Given task
How many lines in the entries below include the string "without"? Answer with the number only.

◆ ◆ ◆ ◆ ◆ ◆ ◆

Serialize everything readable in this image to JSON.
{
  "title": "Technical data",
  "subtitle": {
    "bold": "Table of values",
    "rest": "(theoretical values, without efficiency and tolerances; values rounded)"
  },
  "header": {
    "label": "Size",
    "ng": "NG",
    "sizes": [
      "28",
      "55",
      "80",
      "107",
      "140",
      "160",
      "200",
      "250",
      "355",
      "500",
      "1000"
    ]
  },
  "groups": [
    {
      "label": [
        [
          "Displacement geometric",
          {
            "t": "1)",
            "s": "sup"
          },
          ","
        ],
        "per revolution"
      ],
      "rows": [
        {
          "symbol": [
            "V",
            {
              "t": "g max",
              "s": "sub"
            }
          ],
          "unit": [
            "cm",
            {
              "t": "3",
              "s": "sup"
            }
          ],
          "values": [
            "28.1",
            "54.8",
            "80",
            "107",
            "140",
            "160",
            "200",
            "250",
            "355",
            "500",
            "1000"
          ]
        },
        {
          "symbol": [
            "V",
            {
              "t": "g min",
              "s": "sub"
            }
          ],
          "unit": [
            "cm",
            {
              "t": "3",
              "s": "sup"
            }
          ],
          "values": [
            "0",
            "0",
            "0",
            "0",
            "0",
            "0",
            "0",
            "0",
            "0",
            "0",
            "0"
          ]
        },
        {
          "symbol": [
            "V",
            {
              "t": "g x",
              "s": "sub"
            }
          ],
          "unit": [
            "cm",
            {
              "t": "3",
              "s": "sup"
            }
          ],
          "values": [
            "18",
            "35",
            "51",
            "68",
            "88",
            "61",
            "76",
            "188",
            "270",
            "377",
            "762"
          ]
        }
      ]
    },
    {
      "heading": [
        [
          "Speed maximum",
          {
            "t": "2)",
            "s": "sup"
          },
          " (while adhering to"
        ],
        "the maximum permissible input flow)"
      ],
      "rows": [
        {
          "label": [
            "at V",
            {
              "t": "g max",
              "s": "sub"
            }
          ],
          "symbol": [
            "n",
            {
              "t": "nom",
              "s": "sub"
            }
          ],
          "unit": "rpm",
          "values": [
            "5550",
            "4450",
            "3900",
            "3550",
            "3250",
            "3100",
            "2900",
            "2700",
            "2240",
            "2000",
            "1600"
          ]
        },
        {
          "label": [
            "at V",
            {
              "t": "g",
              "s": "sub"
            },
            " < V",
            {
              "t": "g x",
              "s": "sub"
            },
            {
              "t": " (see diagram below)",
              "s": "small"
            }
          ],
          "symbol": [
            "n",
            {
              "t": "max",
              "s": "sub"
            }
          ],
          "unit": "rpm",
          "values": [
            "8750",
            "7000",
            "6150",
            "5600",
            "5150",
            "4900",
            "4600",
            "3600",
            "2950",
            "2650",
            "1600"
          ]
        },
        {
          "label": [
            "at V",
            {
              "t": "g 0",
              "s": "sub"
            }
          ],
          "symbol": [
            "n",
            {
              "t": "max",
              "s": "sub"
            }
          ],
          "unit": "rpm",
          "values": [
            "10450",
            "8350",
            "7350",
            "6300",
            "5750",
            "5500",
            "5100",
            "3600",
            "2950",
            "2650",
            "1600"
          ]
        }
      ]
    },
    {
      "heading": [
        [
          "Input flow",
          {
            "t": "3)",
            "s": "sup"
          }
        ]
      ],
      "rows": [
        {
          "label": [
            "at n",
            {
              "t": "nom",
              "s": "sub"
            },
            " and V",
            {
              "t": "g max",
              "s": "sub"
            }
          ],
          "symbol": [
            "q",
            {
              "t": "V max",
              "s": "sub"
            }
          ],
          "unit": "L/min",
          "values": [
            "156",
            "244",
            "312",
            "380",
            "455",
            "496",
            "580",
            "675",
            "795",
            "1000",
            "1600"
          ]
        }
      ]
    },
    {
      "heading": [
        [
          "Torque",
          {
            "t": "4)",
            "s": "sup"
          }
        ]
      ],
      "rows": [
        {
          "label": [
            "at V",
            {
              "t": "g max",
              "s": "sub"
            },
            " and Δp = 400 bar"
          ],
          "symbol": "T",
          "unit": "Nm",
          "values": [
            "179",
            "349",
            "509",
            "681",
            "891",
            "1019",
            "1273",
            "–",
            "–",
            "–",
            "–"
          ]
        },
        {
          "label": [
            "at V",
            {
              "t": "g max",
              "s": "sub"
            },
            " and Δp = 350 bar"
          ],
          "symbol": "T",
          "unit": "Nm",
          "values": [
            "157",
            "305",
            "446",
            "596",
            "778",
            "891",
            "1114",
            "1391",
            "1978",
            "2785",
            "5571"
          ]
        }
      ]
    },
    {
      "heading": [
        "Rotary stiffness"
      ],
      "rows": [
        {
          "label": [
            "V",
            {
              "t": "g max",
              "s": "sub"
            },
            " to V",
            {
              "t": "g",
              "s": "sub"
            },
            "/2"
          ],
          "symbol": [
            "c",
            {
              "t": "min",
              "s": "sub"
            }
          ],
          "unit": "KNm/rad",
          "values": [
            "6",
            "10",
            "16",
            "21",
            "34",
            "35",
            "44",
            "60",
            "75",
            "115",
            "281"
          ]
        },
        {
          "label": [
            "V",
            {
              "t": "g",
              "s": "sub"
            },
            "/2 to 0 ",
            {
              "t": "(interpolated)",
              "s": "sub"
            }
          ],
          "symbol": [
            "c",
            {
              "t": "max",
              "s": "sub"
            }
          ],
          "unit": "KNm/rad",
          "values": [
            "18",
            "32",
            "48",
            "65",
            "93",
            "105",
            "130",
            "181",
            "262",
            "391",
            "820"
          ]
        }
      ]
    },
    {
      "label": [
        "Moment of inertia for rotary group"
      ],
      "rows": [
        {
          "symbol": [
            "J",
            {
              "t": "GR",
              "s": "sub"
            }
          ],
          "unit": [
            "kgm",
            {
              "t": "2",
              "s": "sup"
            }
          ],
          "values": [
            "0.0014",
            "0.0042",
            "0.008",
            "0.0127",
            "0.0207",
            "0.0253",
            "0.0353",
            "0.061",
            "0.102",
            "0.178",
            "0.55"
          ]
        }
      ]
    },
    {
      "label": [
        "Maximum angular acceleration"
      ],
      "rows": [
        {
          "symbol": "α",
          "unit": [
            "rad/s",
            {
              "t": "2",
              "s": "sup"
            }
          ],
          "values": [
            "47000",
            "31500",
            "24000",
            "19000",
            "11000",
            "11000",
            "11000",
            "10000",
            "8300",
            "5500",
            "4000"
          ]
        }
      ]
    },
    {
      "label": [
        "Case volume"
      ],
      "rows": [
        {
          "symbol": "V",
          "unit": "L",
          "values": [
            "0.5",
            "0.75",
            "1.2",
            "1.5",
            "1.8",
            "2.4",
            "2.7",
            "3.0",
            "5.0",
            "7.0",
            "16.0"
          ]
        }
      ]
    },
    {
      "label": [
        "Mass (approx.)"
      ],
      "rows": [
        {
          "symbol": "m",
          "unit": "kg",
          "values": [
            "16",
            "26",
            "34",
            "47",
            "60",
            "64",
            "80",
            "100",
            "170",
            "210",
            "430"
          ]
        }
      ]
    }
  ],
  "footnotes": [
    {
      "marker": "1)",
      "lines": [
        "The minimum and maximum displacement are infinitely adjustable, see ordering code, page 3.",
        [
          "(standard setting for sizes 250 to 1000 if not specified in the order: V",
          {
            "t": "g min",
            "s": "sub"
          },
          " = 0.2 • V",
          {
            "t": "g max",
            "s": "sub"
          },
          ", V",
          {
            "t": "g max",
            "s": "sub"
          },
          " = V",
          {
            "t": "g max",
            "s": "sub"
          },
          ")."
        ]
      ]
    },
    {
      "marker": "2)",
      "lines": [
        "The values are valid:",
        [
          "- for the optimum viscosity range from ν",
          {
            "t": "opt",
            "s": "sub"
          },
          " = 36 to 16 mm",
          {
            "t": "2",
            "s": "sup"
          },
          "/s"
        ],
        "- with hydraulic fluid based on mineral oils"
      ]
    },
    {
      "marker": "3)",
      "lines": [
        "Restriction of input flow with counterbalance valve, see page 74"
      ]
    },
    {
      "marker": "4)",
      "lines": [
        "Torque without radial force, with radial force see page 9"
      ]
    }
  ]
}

◆ ◆ ◆ ◆ ◆ ◆ ◆

Result below
2